PROBLEM TO WORK ON:
Can you output the material exactly as written, minus any pictures it holds?

EXERCISE MATERIALS:
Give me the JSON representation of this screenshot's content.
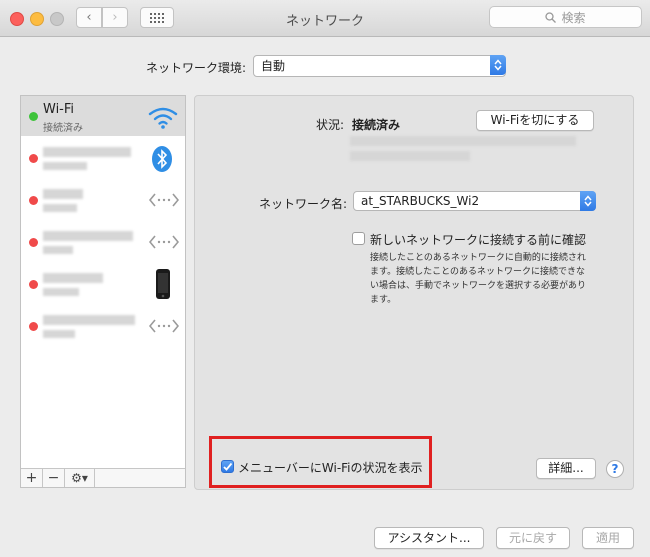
{
  "window": {
    "title": "ネットワーク"
  },
  "search": {
    "placeholder": "検索"
  },
  "location": {
    "label": "ネットワーク環境:",
    "value": "自動"
  },
  "services": [
    {
      "name": "Wi-Fi",
      "status": "接続済み",
      "icon": "wifi-icon",
      "state": "connected"
    },
    {
      "icon": "bluetooth-icon",
      "state": "disconnected"
    },
    {
      "icon": "ethernet-arrows-icon",
      "state": "disconnected"
    },
    {
      "icon": "ethernet-arrows-icon",
      "state": "disconnected"
    },
    {
      "icon": "iphone-icon",
      "state": "disconnected"
    },
    {
      "icon": "ethernet-arrows-icon",
      "state": "disconnected"
    }
  ],
  "sidebar_footer": {
    "add": "+",
    "remove": "−",
    "gear": "⚙▾"
  },
  "status": {
    "label": "状況:",
    "value": "接続済み",
    "toggle_button": "Wi-Fiを切にする"
  },
  "network_name": {
    "label": "ネットワーク名:",
    "value": "at_STARBUCKS_Wi2"
  },
  "ask_join": {
    "label": "新しいネットワークに接続する前に確認",
    "checked": false,
    "description": [
      "接続したことのあるネットワークに自動的に接続され",
      "ます。接続したことのあるネットワークに接続できな",
      "い場合は、手動でネットワークを選択する必要があり",
      "ます。"
    ]
  },
  "menubar_status": {
    "label": "メニューバーにWi-Fiの状況を表示",
    "checked": true
  },
  "buttons": {
    "advanced": "詳細...",
    "help": "?",
    "assistant": "アシスタント...",
    "revert": "元に戻す",
    "apply": "適用"
  },
  "colors": {
    "accent": "#2f7ae5",
    "connected": "#3ec33a",
    "disconnected": "#f04a4a",
    "highlight": "#e02020"
  }
}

RESPONSE TO THIS TASK:
Give me the JSON representation of this screenshot's content.
{
  "window": {
    "title": "ネットワーク"
  },
  "search": {
    "placeholder": "検索"
  },
  "location": {
    "label": "ネットワーク環境:",
    "value": "自動"
  },
  "services": [
    {
      "name": "Wi-Fi",
      "status": "接続済み",
      "icon": "wifi-icon",
      "state": "connected"
    },
    {
      "icon": "bluetooth-icon",
      "state": "disconnected"
    },
    {
      "icon": "ethernet-arrows-icon",
      "state": "disconnected"
    },
    {
      "icon": "ethernet-arrows-icon",
      "state": "disconnected"
    },
    {
      "icon": "iphone-icon",
      "state": "disconnected"
    },
    {
      "icon": "ethernet-arrows-icon",
      "state": "disconnected"
    }
  ],
  "sidebar_footer": {
    "add": "+",
    "remove": "−",
    "gear": "⚙▾"
  },
  "status": {
    "label": "状況:",
    "value": "接続済み",
    "toggle_button": "Wi-Fiを切にする"
  },
  "network_name": {
    "label": "ネットワーク名:",
    "value": "at_STARBUCKS_Wi2"
  },
  "ask_join": {
    "label": "新しいネットワークに接続する前に確認",
    "checked": false,
    "description": [
      "接続したことのあるネットワークに自動的に接続され",
      "ます。接続したことのあるネットワークに接続できな",
      "い場合は、手動でネットワークを選択する必要があり",
      "ます。"
    ]
  },
  "menubar_status": {
    "label": "メニューバーにWi-Fiの状況を表示",
    "checked": true
  },
  "buttons": {
    "advanced": "詳細...",
    "help": "?",
    "assistant": "アシスタント...",
    "revert": "元に戻す",
    "apply": "適用"
  },
  "colors": {
    "accent": "#2f7ae5",
    "connected": "#3ec33a",
    "disconnected": "#f04a4a",
    "highlight": "#e02020"
  }
}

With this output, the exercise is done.